- Requirements:
Every entry must be given again exactly.

(Structured figure records)
____________________

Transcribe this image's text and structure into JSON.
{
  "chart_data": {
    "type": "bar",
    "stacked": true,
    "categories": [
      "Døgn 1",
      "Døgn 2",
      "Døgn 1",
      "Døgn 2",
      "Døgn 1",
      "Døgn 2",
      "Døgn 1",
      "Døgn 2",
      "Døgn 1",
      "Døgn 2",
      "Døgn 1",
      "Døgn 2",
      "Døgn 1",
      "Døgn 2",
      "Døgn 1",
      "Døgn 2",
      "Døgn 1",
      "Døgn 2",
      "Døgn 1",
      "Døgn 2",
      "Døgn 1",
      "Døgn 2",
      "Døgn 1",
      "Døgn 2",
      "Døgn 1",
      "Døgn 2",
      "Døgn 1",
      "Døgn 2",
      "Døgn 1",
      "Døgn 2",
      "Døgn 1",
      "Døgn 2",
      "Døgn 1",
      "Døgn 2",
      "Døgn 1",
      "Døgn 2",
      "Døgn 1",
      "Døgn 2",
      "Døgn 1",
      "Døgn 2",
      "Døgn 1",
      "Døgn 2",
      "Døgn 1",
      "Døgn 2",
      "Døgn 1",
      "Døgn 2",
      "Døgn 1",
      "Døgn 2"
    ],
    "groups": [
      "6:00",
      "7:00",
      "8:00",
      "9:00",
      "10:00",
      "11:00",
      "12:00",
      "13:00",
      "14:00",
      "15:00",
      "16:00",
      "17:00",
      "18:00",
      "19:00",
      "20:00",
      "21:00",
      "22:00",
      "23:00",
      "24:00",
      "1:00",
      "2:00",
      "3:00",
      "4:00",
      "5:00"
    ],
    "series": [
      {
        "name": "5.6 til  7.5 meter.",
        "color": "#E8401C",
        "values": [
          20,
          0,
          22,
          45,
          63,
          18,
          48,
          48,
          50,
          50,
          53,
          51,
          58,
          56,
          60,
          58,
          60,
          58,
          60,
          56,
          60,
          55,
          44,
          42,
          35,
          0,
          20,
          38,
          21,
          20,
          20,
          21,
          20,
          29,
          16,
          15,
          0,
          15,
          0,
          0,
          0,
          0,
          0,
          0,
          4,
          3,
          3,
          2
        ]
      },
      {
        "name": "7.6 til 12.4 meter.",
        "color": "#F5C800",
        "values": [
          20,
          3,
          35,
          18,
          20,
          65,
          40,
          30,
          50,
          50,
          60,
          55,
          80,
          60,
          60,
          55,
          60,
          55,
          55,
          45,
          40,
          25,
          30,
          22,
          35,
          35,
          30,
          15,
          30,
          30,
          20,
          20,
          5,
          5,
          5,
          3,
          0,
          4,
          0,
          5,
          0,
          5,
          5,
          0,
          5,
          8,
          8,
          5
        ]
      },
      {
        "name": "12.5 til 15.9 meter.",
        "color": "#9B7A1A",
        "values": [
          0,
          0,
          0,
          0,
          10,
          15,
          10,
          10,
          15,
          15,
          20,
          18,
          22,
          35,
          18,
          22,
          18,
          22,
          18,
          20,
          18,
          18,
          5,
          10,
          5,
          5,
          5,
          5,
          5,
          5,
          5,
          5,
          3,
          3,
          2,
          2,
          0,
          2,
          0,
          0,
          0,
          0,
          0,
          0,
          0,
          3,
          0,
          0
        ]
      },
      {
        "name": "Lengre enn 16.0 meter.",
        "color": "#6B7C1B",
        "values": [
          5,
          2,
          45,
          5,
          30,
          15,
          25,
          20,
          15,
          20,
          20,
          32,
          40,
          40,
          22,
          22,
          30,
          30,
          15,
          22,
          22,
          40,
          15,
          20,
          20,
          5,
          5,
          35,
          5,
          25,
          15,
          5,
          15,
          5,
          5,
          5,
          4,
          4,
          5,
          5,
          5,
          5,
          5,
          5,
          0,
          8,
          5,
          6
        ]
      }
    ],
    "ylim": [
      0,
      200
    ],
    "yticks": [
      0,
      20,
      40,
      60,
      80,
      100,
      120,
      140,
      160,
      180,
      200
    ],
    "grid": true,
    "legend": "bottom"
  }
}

____________________

- The completed task:
Transcribe this image's text and structure into JSON.
{
  "chart_data": {
    "type": "bar",
    "stacked": true,
    "categories": [
      "Døgn 1",
      "Døgn 2",
      "Døgn 1",
      "Døgn 2",
      "Døgn 1",
      "Døgn 2",
      "Døgn 1",
      "Døgn 2",
      "Døgn 1",
      "Døgn 2",
      "Døgn 1",
      "Døgn 2",
      "Døgn 1",
      "Døgn 2",
      "Døgn 1",
      "Døgn 2",
      "Døgn 1",
      "Døgn 2",
      "Døgn 1",
      "Døgn 2",
      "Døgn 1",
      "Døgn 2",
      "Døgn 1",
      "Døgn 2",
      "Døgn 1",
      "Døgn 2",
      "Døgn 1",
      "Døgn 2",
      "Døgn 1",
      "Døgn 2",
      "Døgn 1",
      "Døgn 2",
      "Døgn 1",
      "Døgn 2",
      "Døgn 1",
      "Døgn 2",
      "Døgn 1",
      "Døgn 2",
      "Døgn 1",
      "Døgn 2",
      "Døgn 1",
      "Døgn 2",
      "Døgn 1",
      "Døgn 2",
      "Døgn 1",
      "Døgn 2",
      "Døgn 1",
      "Døgn 2"
    ],
    "groups": [
      "6:00",
      "7:00",
      "8:00",
      "9:00",
      "10:00",
      "11:00",
      "12:00",
      "13:00",
      "14:00",
      "15:00",
      "16:00",
      "17:00",
      "18:00",
      "19:00",
      "20:00",
      "21:00",
      "22:00",
      "23:00",
      "24:00",
      "1:00",
      "2:00",
      "3:00",
      "4:00",
      "5:00"
    ],
    "series": [
      {
        "name": "5.6 til  7.5 meter.",
        "color": "#E8401C",
        "values": [
          20,
          0,
          22,
          45,
          63,
          18,
          48,
          48,
          50,
          50,
          53,
          51,
          58,
          56,
          60,
          58,
          60,
          58,
          60,
          56,
          60,
          55,
          44,
          42,
          35,
          0,
          20,
          38,
          21,
          20,
          20,
          21,
          20,
          29,
          16,
          15,
          0,
          15,
          0,
          0,
          0,
          0,
          0,
          0,
          4,
          3,
          3,
          2
        ]
      },
      {
        "name": "7.6 til 12.4 meter.",
        "color": "#F5C800",
        "values": [
          20,
          3,
          35,
          18,
          20,
          65,
          40,
          30,
          50,
          50,
          60,
          55,
          80,
          60,
          60,
          55,
          60,
          55,
          55,
          45,
          40,
          25,
          30,
          22,
          35,
          35,
          30,
          15,
          30,
          30,
          20,
          20,
          5,
          5,
          5,
          3,
          0,
          4,
          0,
          5,
          0,
          5,
          5,
          0,
          5,
          8,
          8,
          5
        ]
      },
      {
        "name": "12.5 til 15.9 meter.",
        "color": "#9B7A1A",
        "values": [
          0,
          0,
          0,
          0,
          10,
          15,
          10,
          10,
          15,
          15,
          20,
          18,
          22,
          35,
          18,
          22,
          18,
          22,
          18,
          20,
          18,
          18,
          5,
          10,
          5,
          5,
          5,
          5,
          5,
          5,
          5,
          5,
          3,
          3,
          2,
          2,
          0,
          2,
          0,
          0,
          0,
          0,
          0,
          0,
          0,
          3,
          0,
          0
        ]
      },
      {
        "name": "Lengre enn 16.0 meter.",
        "color": "#6B7C1B",
        "values": [
          5,
          2,
          45,
          5,
          30,
          15,
          25,
          20,
          15,
          20,
          20,
          32,
          40,
          40,
          22,
          22,
          30,
          30,
          15,
          22,
          22,
          40,
          15,
          20,
          20,
          5,
          5,
          35,
          5,
          25,
          15,
          5,
          15,
          5,
          5,
          5,
          4,
          4,
          5,
          5,
          5,
          5,
          5,
          5,
          0,
          8,
          5,
          6
        ]
      }
    ],
    "ylim": [
      0,
      200
    ],
    "yticks": [
      0,
      20,
      40,
      60,
      80,
      100,
      120,
      140,
      160,
      180,
      200
    ],
    "grid": true,
    "legend": "bottom"
  }
}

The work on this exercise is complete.